◆ Problem: Write out every one of the rows below without altering anything in them.

◆ Data drawn from a collection:
>> begin
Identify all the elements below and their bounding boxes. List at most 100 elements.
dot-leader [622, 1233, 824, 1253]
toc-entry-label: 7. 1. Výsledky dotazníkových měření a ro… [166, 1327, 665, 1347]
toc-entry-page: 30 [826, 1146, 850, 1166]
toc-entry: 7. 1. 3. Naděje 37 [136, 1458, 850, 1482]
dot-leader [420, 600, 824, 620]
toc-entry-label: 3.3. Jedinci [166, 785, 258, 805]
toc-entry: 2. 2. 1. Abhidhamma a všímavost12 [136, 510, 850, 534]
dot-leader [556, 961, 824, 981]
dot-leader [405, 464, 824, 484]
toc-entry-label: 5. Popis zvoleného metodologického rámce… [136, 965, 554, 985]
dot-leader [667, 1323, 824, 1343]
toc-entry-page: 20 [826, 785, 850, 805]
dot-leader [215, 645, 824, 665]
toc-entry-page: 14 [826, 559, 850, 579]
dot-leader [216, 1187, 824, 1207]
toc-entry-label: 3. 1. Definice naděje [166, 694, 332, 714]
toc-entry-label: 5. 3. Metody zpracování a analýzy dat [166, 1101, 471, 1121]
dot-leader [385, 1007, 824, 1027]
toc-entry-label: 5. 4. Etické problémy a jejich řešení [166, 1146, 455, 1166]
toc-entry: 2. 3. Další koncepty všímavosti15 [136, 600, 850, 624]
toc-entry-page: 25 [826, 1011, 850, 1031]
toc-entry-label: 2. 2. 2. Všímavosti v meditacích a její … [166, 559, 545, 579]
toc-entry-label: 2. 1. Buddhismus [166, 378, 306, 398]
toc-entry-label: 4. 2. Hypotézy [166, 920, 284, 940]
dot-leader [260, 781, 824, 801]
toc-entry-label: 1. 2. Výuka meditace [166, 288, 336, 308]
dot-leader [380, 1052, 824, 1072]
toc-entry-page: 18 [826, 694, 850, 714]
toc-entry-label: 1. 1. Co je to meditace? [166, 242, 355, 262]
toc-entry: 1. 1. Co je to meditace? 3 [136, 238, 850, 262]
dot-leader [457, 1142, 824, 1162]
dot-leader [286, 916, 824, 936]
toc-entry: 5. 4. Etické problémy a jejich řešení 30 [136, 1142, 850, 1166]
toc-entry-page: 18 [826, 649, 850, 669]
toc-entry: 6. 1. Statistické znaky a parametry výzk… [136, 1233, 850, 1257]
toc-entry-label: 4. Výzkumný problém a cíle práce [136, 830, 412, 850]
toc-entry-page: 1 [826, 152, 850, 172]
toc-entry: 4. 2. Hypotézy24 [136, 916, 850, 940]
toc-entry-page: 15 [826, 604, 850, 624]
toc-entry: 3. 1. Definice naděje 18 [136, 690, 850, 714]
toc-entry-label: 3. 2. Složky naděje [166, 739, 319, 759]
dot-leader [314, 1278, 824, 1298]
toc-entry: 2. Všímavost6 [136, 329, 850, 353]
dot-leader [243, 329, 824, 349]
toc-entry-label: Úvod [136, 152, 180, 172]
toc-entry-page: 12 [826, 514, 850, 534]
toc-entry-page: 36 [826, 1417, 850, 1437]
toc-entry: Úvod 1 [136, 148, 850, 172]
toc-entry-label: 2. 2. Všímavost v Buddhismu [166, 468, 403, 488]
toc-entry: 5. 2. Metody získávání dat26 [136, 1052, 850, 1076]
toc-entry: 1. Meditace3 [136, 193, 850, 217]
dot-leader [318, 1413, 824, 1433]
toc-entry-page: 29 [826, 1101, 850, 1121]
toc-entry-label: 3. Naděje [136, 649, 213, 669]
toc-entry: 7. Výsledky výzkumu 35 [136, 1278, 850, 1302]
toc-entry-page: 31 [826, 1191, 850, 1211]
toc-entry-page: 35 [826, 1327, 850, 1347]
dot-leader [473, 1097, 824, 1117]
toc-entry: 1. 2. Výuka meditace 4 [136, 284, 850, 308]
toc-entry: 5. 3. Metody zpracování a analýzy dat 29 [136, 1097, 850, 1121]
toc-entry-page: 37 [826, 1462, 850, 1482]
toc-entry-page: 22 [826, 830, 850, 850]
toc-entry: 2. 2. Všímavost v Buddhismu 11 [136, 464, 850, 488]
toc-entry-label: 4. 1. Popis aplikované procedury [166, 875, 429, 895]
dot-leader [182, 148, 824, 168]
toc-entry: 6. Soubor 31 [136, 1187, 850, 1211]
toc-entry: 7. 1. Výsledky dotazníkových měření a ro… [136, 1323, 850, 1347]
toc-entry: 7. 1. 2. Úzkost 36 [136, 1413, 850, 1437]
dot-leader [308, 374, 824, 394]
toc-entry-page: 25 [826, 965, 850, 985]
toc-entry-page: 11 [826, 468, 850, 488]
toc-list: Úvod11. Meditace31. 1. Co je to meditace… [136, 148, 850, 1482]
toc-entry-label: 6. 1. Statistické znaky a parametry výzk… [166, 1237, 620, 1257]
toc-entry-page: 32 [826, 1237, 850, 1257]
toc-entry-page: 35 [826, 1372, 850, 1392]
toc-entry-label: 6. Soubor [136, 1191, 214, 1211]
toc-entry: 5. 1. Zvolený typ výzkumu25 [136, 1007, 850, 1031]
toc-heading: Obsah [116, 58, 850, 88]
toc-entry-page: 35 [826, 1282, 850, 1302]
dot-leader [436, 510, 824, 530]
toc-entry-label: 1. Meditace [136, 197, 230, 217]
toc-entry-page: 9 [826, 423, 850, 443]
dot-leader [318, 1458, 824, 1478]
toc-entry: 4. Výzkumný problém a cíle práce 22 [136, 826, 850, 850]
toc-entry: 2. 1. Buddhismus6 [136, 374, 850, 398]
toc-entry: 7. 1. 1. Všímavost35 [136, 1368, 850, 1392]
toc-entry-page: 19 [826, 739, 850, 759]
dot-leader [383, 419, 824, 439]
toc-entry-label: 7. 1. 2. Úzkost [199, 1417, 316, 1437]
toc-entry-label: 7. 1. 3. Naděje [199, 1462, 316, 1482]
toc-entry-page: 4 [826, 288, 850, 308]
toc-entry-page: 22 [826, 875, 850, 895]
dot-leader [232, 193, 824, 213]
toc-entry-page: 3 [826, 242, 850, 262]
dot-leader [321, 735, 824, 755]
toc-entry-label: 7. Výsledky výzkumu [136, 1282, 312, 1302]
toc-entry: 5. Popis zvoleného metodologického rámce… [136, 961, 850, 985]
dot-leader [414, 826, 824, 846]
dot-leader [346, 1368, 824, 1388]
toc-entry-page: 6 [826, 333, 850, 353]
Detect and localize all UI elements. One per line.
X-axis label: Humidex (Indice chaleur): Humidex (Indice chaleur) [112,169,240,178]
>> end
◆ Solution to the problem:
Identify all the elements below and their bounding boxes. List at most 100 elements.
dot-leader [622, 1233, 824, 1253]
toc-entry-label: 7. 1. Výsledky dotazníkových měření a ro… [166, 1327, 665, 1347]
toc-entry-page: 30 [826, 1146, 850, 1166]
toc-entry: 7. 1. 3. Naděje 37 [136, 1458, 850, 1482]
dot-leader [420, 600, 824, 620]
toc-entry-label: 3.3. Jedinci [166, 785, 258, 805]
toc-entry: 2. 2. 1. Abhidhamma a všímavost12 [136, 510, 850, 534]
dot-leader [556, 961, 824, 981]
dot-leader [405, 464, 824, 484]
toc-entry-label: 5. Popis zvoleného metodologického rámce… [136, 965, 554, 985]
dot-leader [667, 1323, 824, 1343]
toc-entry-page: 20 [826, 785, 850, 805]
dot-leader [215, 645, 824, 665]
toc-entry-page: 14 [826, 559, 850, 579]
dot-leader [216, 1187, 824, 1207]
toc-entry-label: 3. 1. Definice naděje [166, 694, 332, 714]
toc-entry-label: 5. 3. Metody zpracování a analýzy dat [166, 1101, 471, 1121]
dot-leader [385, 1007, 824, 1027]
toc-entry-label: 5. 4. Etické problémy a jejich řešení [166, 1146, 455, 1166]
toc-entry: 2. 3. Další koncepty všímavosti15 [136, 600, 850, 624]
toc-entry-page: 25 [826, 1011, 850, 1031]
toc-entry-label: 2. 2. 2. Všímavosti v meditacích a její … [166, 559, 545, 579]
toc-entry-label: 2. 1. Buddhismus [166, 378, 306, 398]
toc-entry-label: 4. 2. Hypotézy [166, 920, 284, 940]
dot-leader [260, 781, 824, 801]
toc-entry-label: 1. 2. Výuka meditace [166, 288, 336, 308]
dot-leader [380, 1052, 824, 1072]
toc-entry-page: 18 [826, 694, 850, 714]
toc-entry-label: 1. 1. Co je to meditace? [166, 242, 355, 262]
toc-entry: 1. 1. Co je to meditace? 3 [136, 238, 850, 262]
dot-leader [457, 1142, 824, 1162]
dot-leader [286, 916, 824, 936]
toc-entry: 5. 4. Etické problémy a jejich řešení 30 [136, 1142, 850, 1166]
toc-entry-page: 18 [826, 649, 850, 669]
toc-entry: 6. 1. Statistické znaky a parametry výzk… [136, 1233, 850, 1257]
toc-entry-label: 4. Výzkumný problém a cíle práce [136, 830, 412, 850]
toc-entry-page: 1 [826, 152, 850, 172]
toc-entry: 4. 2. Hypotézy24 [136, 916, 850, 940]
toc-entry-page: 15 [826, 604, 850, 624]
toc-entry: 3. 1. Definice naděje 18 [136, 690, 850, 714]
toc-entry-label: 3. 2. Složky naděje [166, 739, 319, 759]
dot-leader [314, 1278, 824, 1298]
toc-entry: 2. Všímavost6 [136, 329, 850, 353]
dot-leader [243, 329, 824, 349]
toc-entry-label: Úvod [136, 152, 180, 172]
toc-entry-page: 12 [826, 514, 850, 534]
toc-entry-page: 36 [826, 1417, 850, 1437]
toc-entry: Úvod 1 [136, 148, 850, 172]
toc-entry-label: 2. 2. Všímavost v Buddhismu [166, 468, 403, 488]
toc-entry: 5. 2. Metody získávání dat26 [136, 1052, 850, 1076]
toc-entry: 1. Meditace3 [136, 193, 850, 217]
dot-leader [318, 1413, 824, 1433]
toc-entry-page: 29 [826, 1101, 850, 1121]
toc-entry-label: 3. Naděje [136, 649, 213, 669]
toc-entry: 7. Výsledky výzkumu 35 [136, 1278, 850, 1302]
toc-entry-page: 31 [826, 1191, 850, 1211]
toc-entry-page: 35 [826, 1327, 850, 1347]
dot-leader [473, 1097, 824, 1117]
toc-entry: 1. 2. Výuka meditace 4 [136, 284, 850, 308]
toc-entry: 5. 3. Metody zpracování a analýzy dat 29 [136, 1097, 850, 1121]
toc-entry-page: 37 [826, 1462, 850, 1482]
toc-entry-page: 22 [826, 830, 850, 850]
toc-entry: 2. 2. Všímavost v Buddhismu 11 [136, 464, 850, 488]
toc-entry-label: 4. 1. Popis aplikované procedury [166, 875, 429, 895]
dot-leader [182, 148, 824, 168]
toc-entry: 6. Soubor 31 [136, 1187, 850, 1211]
toc-entry: 7. 1. Výsledky dotazníkových měření a ro… [136, 1323, 850, 1347]
toc-entry: 7. 1. 2. Úzkost 36 [136, 1413, 850, 1437]
dot-leader [308, 374, 824, 394]
toc-entry-page: 25 [826, 965, 850, 985]
toc-entry-page: 11 [826, 468, 850, 488]
toc-list: Úvod11. Meditace31. 1. Co je to meditace… [136, 148, 850, 1482]
toc-entry-label: 6. 1. Statistické znaky a parametry výzk… [166, 1237, 620, 1257]
toc-entry-page: 32 [826, 1237, 850, 1257]
toc-entry-page: 35 [826, 1372, 850, 1392]
toc-entry-label: 6. Soubor [136, 1191, 214, 1211]
toc-entry: 5. 1. Zvolený typ výzkumu25 [136, 1007, 850, 1031]
toc-heading: Obsah [116, 58, 850, 88]
toc-entry-page: 35 [826, 1282, 850, 1302]
dot-leader [436, 510, 824, 530]
toc-entry-label: 1. Meditace [136, 197, 230, 217]
toc-entry-page: 9 [826, 423, 850, 443]
dot-leader [318, 1458, 824, 1478]
toc-entry: 4. Výzkumný problém a cíle práce 22 [136, 826, 850, 850]
toc-entry: 2. 1. Buddhismus6 [136, 374, 850, 398]
toc-entry: 7. 1. 1. Všímavost35 [136, 1368, 850, 1392]
toc-entry-page: 19 [826, 739, 850, 759]
dot-leader [383, 419, 824, 439]
toc-entry-label: 7. 1. 2. Úzkost [199, 1417, 316, 1437]
toc-entry-label: 7. 1. 3. Naděje [199, 1462, 316, 1482]
toc-entry-page: 4 [826, 288, 850, 308]
toc-entry-page: 22 [826, 875, 850, 895]
dot-leader [232, 193, 824, 213]
toc-entry-page: 3 [826, 242, 850, 262]
dot-leader [321, 735, 824, 755]
toc-entry-label: 7. Výsledky výzkumu [136, 1282, 312, 1302]
toc-entry: 5. Popis zvoleného metodologického rámce… [136, 961, 850, 985]
dot-leader [414, 826, 824, 846]
dot-leader [346, 1368, 824, 1388]
toc-entry-page: 6 [826, 333, 850, 353]
Detect and localize all UI elements. One per line.
X-axis label: Humidex (Indice chaleur): Humidex (Indice chaleur) [112,169,240,178]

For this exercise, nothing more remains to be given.